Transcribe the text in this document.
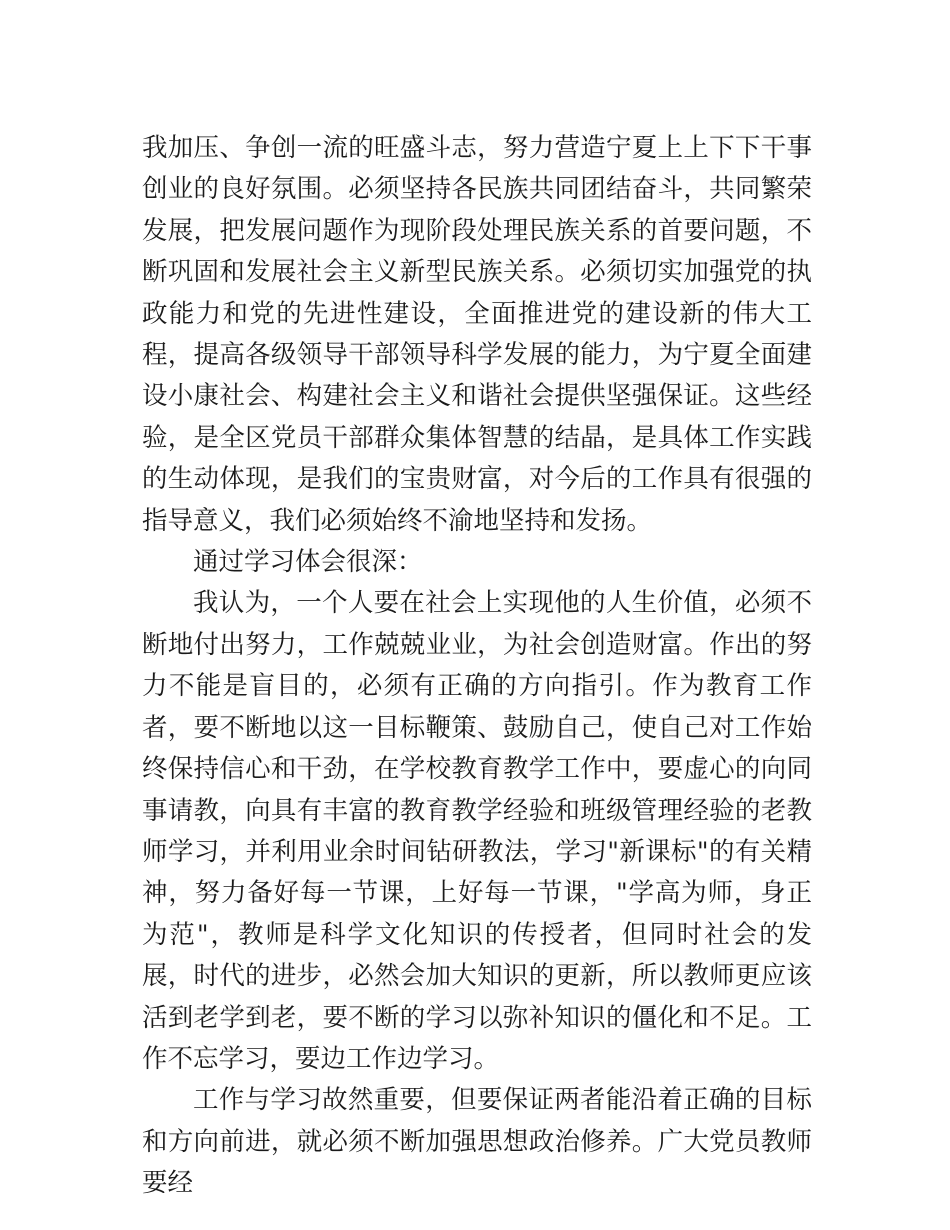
我加压、争创一流的旺盛斗志，努力营造宁夏上上下下干事创业的良好氛围。必须坚持各民族共同团结奋斗，共同繁荣发展，把发展问题作为现阶段处理民族关系的首要问题，不断巩固和发展社会主义新型民族关系。必须切实加强党的执政能力和党的先进性建设，全面推进党的建设新的伟大工程，提高各级领导干部领导科学发展的能力，为宁夏全面建设小康社会、构建社会主义和谐社会提供坚强保证。这些经验，是全区党员干部群众集体智慧的结晶，是具体工作实践的生动体现，是我们的宝贵财富，对今后的工作具有很强的指导意义，我们必须始终不渝地坚持和发扬。

通过学习体会很深：

我认为，一个人要在社会上实现他的人生价值，必须不断地付出努力，工作兢兢业业，为社会创造财富。作出的努力不能是盲目的，必须有正确的方向指引。作为教育工作者，要不断地以这一目标鞭策、鼓励自己，使自己对工作始终保持信心和干劲，在学校教育教学工作中，要虚心的向同事请教，向具有丰富的教育教学经验和班级管理经验的老教师学习，并利用业余时间钻研教法，学习"新课标"的有关精神，努力备好每一节课，上好每一节课，"学高为师，身正为范"，教师是科学文化知识的传授者，但同时社会的发展，时代的进步，必然会加大知识的更新，所以教师更应该活到老学到老，要不断的学习以弥补知识的僵化和不足。工作不忘学习，要边工作边学习。

工作与学习故然重要，但要保证两者能沿着正确的目标和方向前进，就必须不断加强思想政治修养。广大党员教师要经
▬▬▬
Exercise objective – Print the entries above exactly, taking out only the pictures.

Result for this exercise –
Transcribe the text in this document.
我加压、争创一流的旺盛斗志，努力营造宁夏上上下下干事创业的良好氛围。必须坚持各民族共同团结奋斗，共同繁荣发展，把发展问题作为现阶段处理民族关系的首要问题，不断巩固和发展社会主义新型民族关系。必须切实加强党的执政能力和党的先进性建设，全面推进党的建设新的伟大工程，提高各级领导干部领导科学发展的能力，为宁夏全面建设小康社会、构建社会主义和谐社会提供坚强保证。这些经验，是全区党员干部群众集体智慧的结晶，是具体工作实践的生动体现，是我们的宝贵财富，对今后的工作具有很强的指导意义，我们必须始终不渝地坚持和发扬。

通过学习体会很深：

我认为，一个人要在社会上实现他的人生价值，必须不断地付出努力，工作兢兢业业，为社会创造财富。作出的努力不能是盲目的，必须有正确的方向指引。作为教育工作者，要不断地以这一目标鞭策、鼓励自己，使自己对工作始终保持信心和干劲，在学校教育教学工作中，要虚心的向同事请教，向具有丰富的教育教学经验和班级管理经验的老教师学习，并利用业余时间钻研教法，学习"新课标"的有关精神，努力备好每一节课，上好每一节课，"学高为师，身正为范"，教师是科学文化知识的传授者，但同时社会的发展，时代的进步，必然会加大知识的更新，所以教师更应该活到老学到老，要不断的学习以弥补知识的僵化和不足。工作不忘学习，要边工作边学习。

工作与学习故然重要，但要保证两者能沿着正确的目标和方向前进，就必须不断加强思想政治修养。广大党员教师要经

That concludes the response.